_What is expected_
Reply only with how many lines contain the word "Output".
** Begin Data section **
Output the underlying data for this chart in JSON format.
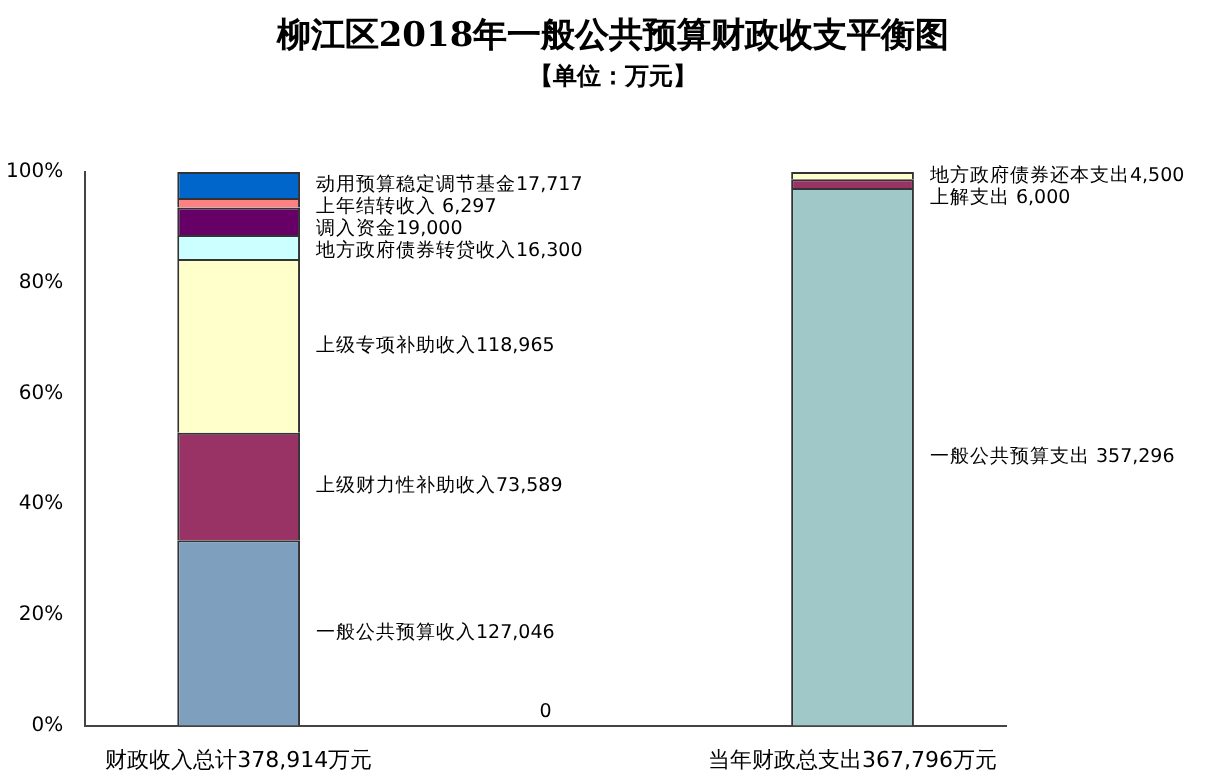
{
  "chart_data": {
    "type": "bar",
    "stacked": true,
    "title": "柳江区2018年一般公共预算财政收支平衡图",
    "subtitle": "【单位：万元】",
    "categories": [
      "财政收入总计378,914万元",
      null,
      "当年财政总支出367,796万元"
    ],
    "ylim": [
      0,
      100
    ],
    "yticks": [
      {
        "value": 0,
        "label": "0%"
      },
      {
        "value": 20,
        "label": "20%"
      },
      {
        "value": 40,
        "label": "40%"
      },
      {
        "value": 60,
        "label": "60%"
      },
      {
        "value": 80,
        "label": "80%"
      },
      {
        "value": 100,
        "label": "100%"
      }
    ],
    "grid": false,
    "legend": false,
    "annotations": [
      "0"
    ],
    "series": [
      {
        "name": "一般公共预算收入127,046",
        "color": "#7f9fbf",
        "values": [
          33.5,
          null,
          null
        ]
      },
      {
        "name": "上级财力性补助收入73,589",
        "color": "#993366",
        "values": [
          19.4,
          null,
          null
        ]
      },
      {
        "name": "上级专项补助收入118,965",
        "color": "#ffffcc",
        "values": [
          31.4,
          null,
          null
        ]
      },
      {
        "name": "地方政府债券转贷收入16,300",
        "color": "#ccffff",
        "values": [
          4.3,
          null,
          null
        ]
      },
      {
        "name": "调入资金19,000",
        "color": "#660066",
        "values": [
          5.0,
          null,
          null
        ]
      },
      {
        "name": "上年结转收入 6,297",
        "color": "#ff8080",
        "values": [
          1.7,
          null,
          null
        ]
      },
      {
        "name": "动用预算稳定调节基金17,717",
        "color": "#0066cc",
        "values": [
          4.7,
          null,
          null
        ]
      },
      {
        "name": "一般公共预算支出 357,296",
        "color": "#a0c8c8",
        "values": [
          null,
          null,
          97.1
        ]
      },
      {
        "name": "上解支出 6,000",
        "color": "#993366",
        "values": [
          null,
          null,
          1.6
        ]
      },
      {
        "name": "地方政府债券还本支出4,500",
        "color": "#ffffcc",
        "values": [
          null,
          null,
          1.3
        ]
      }
    ]
  }
}
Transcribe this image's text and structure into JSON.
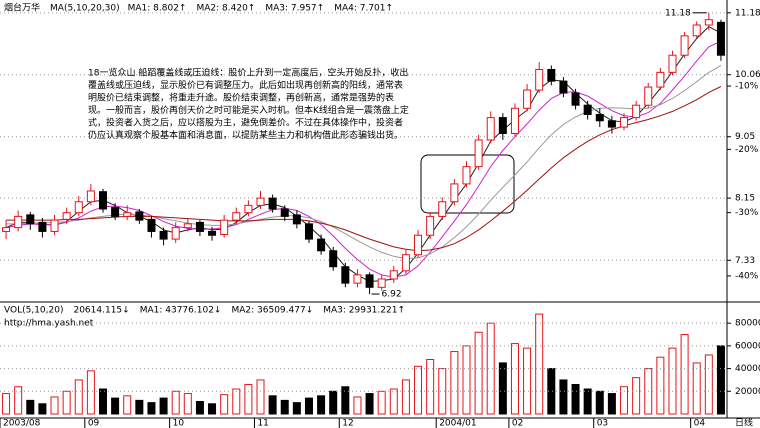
{
  "chart_data": [
    {
      "type": "candlestick",
      "title": "烟台万华",
      "indicator": "MA(5,10,20,30)",
      "period_label": "日线",
      "categories": [
        "2003/08",
        null,
        null,
        null,
        null,
        null,
        null,
        "09",
        null,
        null,
        null,
        null,
        null,
        null,
        "10",
        null,
        null,
        null,
        null,
        null,
        null,
        "11",
        null,
        null,
        null,
        null,
        null,
        null,
        "12",
        null,
        null,
        null,
        null,
        null,
        null,
        null,
        "2004/01",
        null,
        null,
        null,
        null,
        null,
        "02",
        null,
        null,
        null,
        null,
        null,
        null,
        "03",
        null,
        null,
        null,
        null,
        null,
        null,
        null,
        "04",
        null,
        null
      ],
      "ohlc": [
        [
          7.7,
          7.85,
          7.6,
          7.75
        ],
        [
          7.75,
          7.98,
          7.7,
          7.9
        ],
        [
          7.92,
          7.96,
          7.72,
          7.8
        ],
        [
          7.82,
          7.88,
          7.62,
          7.7
        ],
        [
          7.7,
          7.92,
          7.65,
          7.85
        ],
        [
          7.86,
          8.02,
          7.8,
          7.95
        ],
        [
          7.95,
          8.18,
          7.9,
          8.1
        ],
        [
          8.1,
          8.35,
          8.05,
          8.25
        ],
        [
          8.24,
          8.28,
          7.95,
          8.0
        ],
        [
          8.02,
          8.08,
          7.85,
          7.9
        ],
        [
          7.9,
          8.05,
          7.85,
          7.95
        ],
        [
          7.96,
          8.0,
          7.8,
          7.85
        ],
        [
          7.86,
          7.9,
          7.62,
          7.7
        ],
        [
          7.7,
          7.75,
          7.52,
          7.6
        ],
        [
          7.6,
          7.82,
          7.55,
          7.75
        ],
        [
          7.75,
          7.88,
          7.7,
          7.8
        ],
        [
          7.82,
          7.85,
          7.64,
          7.7
        ],
        [
          7.7,
          7.76,
          7.58,
          7.65
        ],
        [
          7.66,
          7.92,
          7.62,
          7.85
        ],
        [
          7.85,
          8.02,
          7.8,
          7.95
        ],
        [
          7.95,
          8.12,
          7.9,
          8.05
        ],
        [
          8.05,
          8.25,
          8.0,
          8.15
        ],
        [
          8.15,
          8.2,
          7.95,
          8.0
        ],
        [
          8.0,
          8.05,
          7.84,
          7.9
        ],
        [
          7.92,
          7.98,
          7.74,
          7.8
        ],
        [
          7.8,
          7.84,
          7.55,
          7.6
        ],
        [
          7.6,
          7.66,
          7.4,
          7.45
        ],
        [
          7.45,
          7.5,
          7.2,
          7.25
        ],
        [
          7.25,
          7.3,
          7.0,
          7.05
        ],
        [
          7.05,
          7.22,
          7.0,
          7.15
        ],
        [
          7.15,
          7.18,
          6.92,
          7.0
        ],
        [
          7.0,
          7.15,
          6.96,
          7.1
        ],
        [
          7.1,
          7.26,
          7.05,
          7.2
        ],
        [
          7.2,
          7.46,
          7.16,
          7.4
        ],
        [
          7.4,
          7.72,
          7.36,
          7.65
        ],
        [
          7.65,
          7.96,
          7.6,
          7.9
        ],
        [
          7.9,
          8.16,
          7.85,
          8.1
        ],
        [
          8.1,
          8.42,
          8.05,
          8.35
        ],
        [
          8.35,
          8.68,
          8.3,
          8.6
        ],
        [
          8.6,
          9.08,
          8.55,
          9.0
        ],
        [
          9.0,
          9.45,
          8.95,
          9.35
        ],
        [
          9.35,
          9.42,
          9.0,
          9.1
        ],
        [
          9.1,
          9.58,
          9.05,
          9.5
        ],
        [
          9.5,
          9.9,
          9.45,
          9.8
        ],
        [
          9.8,
          10.28,
          9.75,
          10.15
        ],
        [
          10.15,
          10.22,
          9.88,
          9.95
        ],
        [
          9.95,
          10.02,
          9.68,
          9.75
        ],
        [
          9.75,
          9.82,
          9.48,
          9.55
        ],
        [
          9.55,
          9.62,
          9.32,
          9.4
        ],
        [
          9.4,
          9.5,
          9.2,
          9.3
        ],
        [
          9.3,
          9.38,
          9.1,
          9.2
        ],
        [
          9.2,
          9.42,
          9.15,
          9.35
        ],
        [
          9.35,
          9.62,
          9.3,
          9.55
        ],
        [
          9.55,
          9.92,
          9.5,
          9.85
        ],
        [
          9.85,
          10.18,
          9.8,
          10.1
        ],
        [
          10.1,
          10.48,
          10.05,
          10.4
        ],
        [
          10.4,
          10.82,
          10.35,
          10.75
        ],
        [
          10.75,
          11.02,
          10.7,
          10.95
        ],
        [
          10.95,
          11.18,
          10.85,
          11.05
        ],
        [
          11.0,
          11.05,
          10.3,
          10.4
        ]
      ],
      "up_color": "#e8141a",
      "down_color": "#000000",
      "series": [
        {
          "name": "MA1: 8.802↑",
          "color": "#222222",
          "values": [
            7.75,
            7.82,
            7.82,
            7.8,
            7.78,
            7.83,
            7.97,
            8.1,
            8.12,
            8.05,
            7.95,
            7.9,
            7.83,
            7.72,
            7.68,
            7.72,
            7.75,
            7.72,
            7.73,
            7.82,
            7.95,
            8.05,
            8.07,
            8.02,
            7.9,
            7.77,
            7.62,
            7.43,
            7.25,
            7.15,
            7.07,
            7.08,
            7.1,
            7.23,
            7.42,
            7.65,
            7.88,
            8.12,
            8.35,
            8.65,
            8.98,
            9.15,
            9.32,
            9.47,
            9.82,
            9.97,
            9.95,
            9.75,
            9.57,
            9.42,
            9.3,
            9.28,
            9.37,
            9.58,
            9.83,
            10.12,
            10.42,
            10.7,
            10.92,
            10.8
          ]
        },
        {
          "name": "MA2: 8.420↑",
          "color": "#d020d0",
          "values": [
            7.75,
            7.78,
            7.8,
            7.79,
            7.79,
            7.82,
            7.88,
            7.97,
            8.03,
            8.04,
            8.02,
            7.98,
            7.91,
            7.83,
            7.77,
            7.74,
            7.73,
            7.73,
            7.75,
            7.79,
            7.86,
            7.93,
            7.99,
            8.01,
            7.98,
            7.9,
            7.79,
            7.64,
            7.48,
            7.34,
            7.22,
            7.15,
            7.12,
            7.15,
            7.26,
            7.43,
            7.63,
            7.84,
            8.06,
            8.32,
            8.6,
            8.84,
            9.05,
            9.25,
            9.47,
            9.66,
            9.76,
            9.77,
            9.7,
            9.58,
            9.46,
            9.38,
            9.36,
            9.43,
            9.58,
            9.8,
            10.04,
            10.3,
            10.55,
            10.65
          ]
        },
        {
          "name": "MA3: 7.957↑",
          "color": "#999999",
          "values": [
            7.8,
            7.8,
            7.81,
            7.81,
            7.82,
            7.83,
            7.85,
            7.88,
            7.9,
            7.92,
            7.93,
            7.92,
            7.9,
            7.87,
            7.84,
            7.81,
            7.79,
            7.78,
            7.78,
            7.8,
            7.83,
            7.86,
            7.89,
            7.91,
            7.91,
            7.88,
            7.83,
            7.76,
            7.67,
            7.58,
            7.5,
            7.43,
            7.38,
            7.35,
            7.36,
            7.41,
            7.5,
            7.62,
            7.76,
            7.93,
            8.12,
            8.3,
            8.48,
            8.67,
            8.88,
            9.08,
            9.24,
            9.36,
            9.45,
            9.5,
            9.51,
            9.5,
            9.49,
            9.5,
            9.56,
            9.66,
            9.79,
            9.94,
            10.1,
            10.22
          ]
        },
        {
          "name": "MA4: 7.701↑",
          "color": "#a01010",
          "values": [
            7.85,
            7.85,
            7.85,
            7.85,
            7.85,
            7.86,
            7.86,
            7.87,
            7.88,
            7.89,
            7.9,
            7.9,
            7.9,
            7.89,
            7.88,
            7.87,
            7.86,
            7.85,
            7.84,
            7.84,
            7.84,
            7.85,
            7.86,
            7.86,
            7.86,
            7.84,
            7.81,
            7.77,
            7.72,
            7.66,
            7.6,
            7.55,
            7.5,
            7.47,
            7.45,
            7.46,
            7.49,
            7.54,
            7.62,
            7.72,
            7.84,
            7.97,
            8.11,
            8.26,
            8.42,
            8.58,
            8.73,
            8.86,
            8.98,
            9.08,
            9.16,
            9.22,
            9.27,
            9.32,
            9.38,
            9.45,
            9.54,
            9.64,
            9.76,
            9.86
          ]
        }
      ],
      "log_y": true,
      "ylim": [
        6.85,
        11.33
      ],
      "yticks": [
        7.33,
        8.15,
        9.05,
        10.06,
        11.18
      ],
      "y2lim": [
        -43.8,
        2.8
      ],
      "y2ticks": [
        {
          "value": -10,
          "label": "-10%"
        },
        {
          "value": -20,
          "label": "-20%"
        },
        {
          "value": -30,
          "label": "-30%"
        },
        {
          "value": -40,
          "label": "-40%"
        }
      ],
      "grid": true,
      "annotations": [
        "11.18",
        "6.92"
      ],
      "note": [
        "18一览众山  船蹈覆盖线或压迫线：股价上升到一定高度后，空头开始反扑，收出",
        "覆盖线或压迫线，显示股价已有调整压力。此后如出现再创新高的阳线，通常表",
        "明股价已结束调整，将重走升途。股价结束调整，再创新高，通常是强势的表",
        "现。一般而言，股价再创天价之时可能是买入时机。但本K线组合是一震荡盘上定",
        "式，投资者入货之后，应以搭股为主，避免倒差价。不过在具体操作中，投资者",
        "仍应认真观察个股基本面和消息面，以提防某些主力和机构借此形态骗钱出货。"
      ]
    },
    {
      "type": "bar",
      "title": "VOL(5,10,20)",
      "header_items": [
        {
          "text": "20614.115↓",
          "color": "#000000"
        },
        {
          "text": "MA1: 43776.102↓",
          "color": "#d020d0"
        },
        {
          "text": "MA2: 36509.477↓",
          "color": "#777777"
        },
        {
          "text": "MA3: 29931.221↑",
          "color": "#a01010"
        }
      ],
      "watermark": "http://hma.yash.net",
      "values": [
        18000,
        24000,
        12000,
        9000,
        15000,
        20000,
        30000,
        38000,
        22000,
        14000,
        16000,
        12000,
        10000,
        14000,
        20000,
        18000,
        11000,
        9000,
        17000,
        22000,
        26000,
        30000,
        16000,
        12000,
        10000,
        14000,
        16000,
        20000,
        24000,
        15000,
        18000,
        20000,
        22000,
        30000,
        42000,
        48000,
        40000,
        55000,
        60000,
        72000,
        80000,
        45000,
        62000,
        58000,
        88000,
        40000,
        30000,
        26000,
        22000,
        20000,
        18000,
        24000,
        32000,
        40000,
        50000,
        58000,
        70000,
        45000,
        52000,
        60000
      ],
      "ylim": [
        0,
        96000
      ],
      "yticks": [
        20000,
        40000,
        60000,
        80000
      ]
    }
  ]
}
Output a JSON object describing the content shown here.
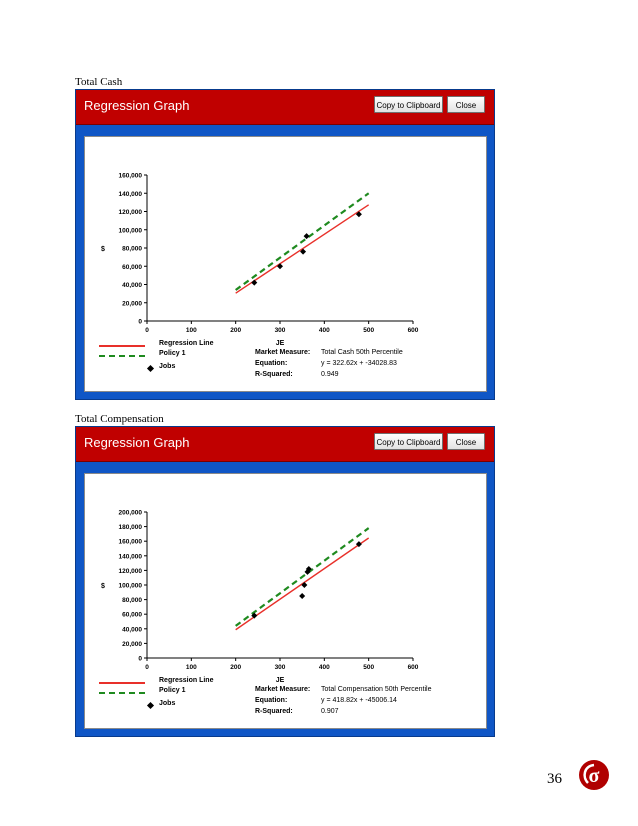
{
  "sections": [
    {
      "label": "Total Cash",
      "window": {
        "title": "Regression Graph",
        "copy_label": "Copy to Clipboard",
        "close_label": "Close"
      },
      "legend": {
        "regression": "Regression Line",
        "policy": "Policy 1",
        "jobs": "Jobs"
      },
      "info": {
        "market_key": "Market Measure:",
        "market_val": "Total Cash 50th Percentile",
        "equation_key": "Equation:",
        "equation_val": "y = 322.62x + -34028.83",
        "r2_key": "R-Squared:",
        "r2_val": "0.949"
      },
      "chart_data": {
        "type": "scatter",
        "xlabel": "JE",
        "ylabel": "$",
        "xlim": [
          0,
          600
        ],
        "ylim": [
          0,
          160000
        ],
        "x_ticks": [
          "0",
          "100",
          "200",
          "300",
          "400",
          "500",
          "600"
        ],
        "y_ticks": [
          "0",
          "20,000",
          "40,000",
          "60,000",
          "80,000",
          "100,000",
          "120,000",
          "140,000",
          "160,000"
        ],
        "series": [
          {
            "name": "Regression Line",
            "kind": "line",
            "color": "#e8302a",
            "x": [
              200,
              500
            ],
            "y": [
              30500,
              127300
            ]
          },
          {
            "name": "Policy 1",
            "kind": "dashed",
            "color": "#1f8a1f",
            "x": [
              200,
              500
            ],
            "y": [
              34000,
              140000
            ]
          },
          {
            "name": "Jobs",
            "kind": "points",
            "color": "#000000",
            "x": [
              242,
              300,
              352,
              360,
              478
            ],
            "y": [
              42000,
              60000,
              76000,
              93000,
              117000
            ]
          }
        ]
      }
    },
    {
      "label": "Total Compensation",
      "window": {
        "title": "Regression Graph",
        "copy_label": "Copy to Clipboard",
        "close_label": "Close"
      },
      "legend": {
        "regression": "Regression Line",
        "policy": "Policy 1",
        "jobs": "Jobs"
      },
      "info": {
        "market_key": "Market Measure:",
        "market_val": "Total Compensation 50th Percentile",
        "equation_key": "Equation:",
        "equation_val": "y = 418.82x + -45006.14",
        "r2_key": "R-Squared:",
        "r2_val": "0.907"
      },
      "chart_data": {
        "type": "scatter",
        "xlabel": "JE",
        "ylabel": "$",
        "xlim": [
          0,
          600
        ],
        "ylim": [
          0,
          200000
        ],
        "x_ticks": [
          "0",
          "100",
          "200",
          "300",
          "400",
          "500",
          "600"
        ],
        "y_ticks": [
          "0",
          "20,000",
          "40,000",
          "60,000",
          "80,000",
          "100,000",
          "120,000",
          "140,000",
          "160,000",
          "180,000",
          "200,000"
        ],
        "series": [
          {
            "name": "Regression Line",
            "kind": "line",
            "color": "#e8302a",
            "x": [
              200,
              500
            ],
            "y": [
              38700,
              164400
            ]
          },
          {
            "name": "Policy 1",
            "kind": "dashed",
            "color": "#1f8a1f",
            "x": [
              200,
              500
            ],
            "y": [
              44000,
              178000
            ]
          },
          {
            "name": "Jobs",
            "kind": "points",
            "color": "#000000",
            "x": [
              242,
              350,
              355,
              362,
              365,
              478
            ],
            "y": [
              58000,
              85000,
              100000,
              118000,
              122000,
              156000
            ]
          }
        ]
      }
    }
  ],
  "page_number": "36",
  "logo": {
    "icon": "six-sigma-logo-icon",
    "color": "#b00000"
  }
}
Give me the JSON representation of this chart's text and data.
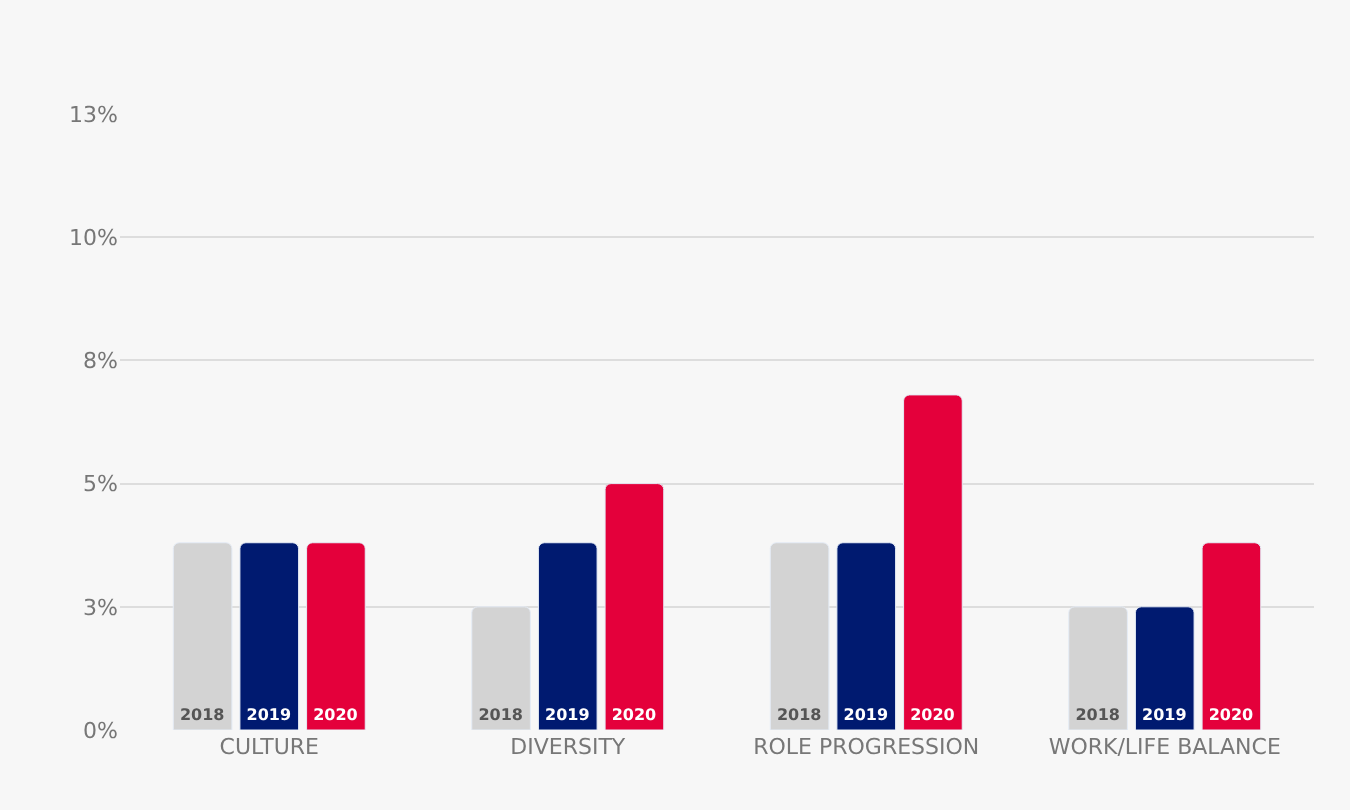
{
  "chart_data": {
    "type": "bar",
    "categories": [
      "CULTURE",
      "DIVERSITY",
      "ROLE PROGRESSION",
      "WORK/LIFE BALANCE"
    ],
    "series": [
      {
        "name": "2018",
        "color": "#d3d3d3",
        "values": [
          3.8,
          2.5,
          3.8,
          2.5
        ]
      },
      {
        "name": "2019",
        "color": "#001a70",
        "values": [
          3.8,
          3.8,
          3.8,
          2.5
        ]
      },
      {
        "name": "2020",
        "color": "#e4003b",
        "values": [
          3.8,
          5,
          6.8,
          3.8
        ]
      }
    ],
    "ylim": [
      0,
      12.5
    ],
    "yticks": [
      {
        "value": 0,
        "label": "0%"
      },
      {
        "value": 2.5,
        "label": "3%"
      },
      {
        "value": 5,
        "label": "5%"
      },
      {
        "value": 7.5,
        "label": "8%"
      },
      {
        "value": 10,
        "label": "10%"
      },
      {
        "value": 12.5,
        "label": "13%"
      }
    ],
    "grid": "y",
    "legend": false
  }
}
** End Data section **
_Exercise answer_
2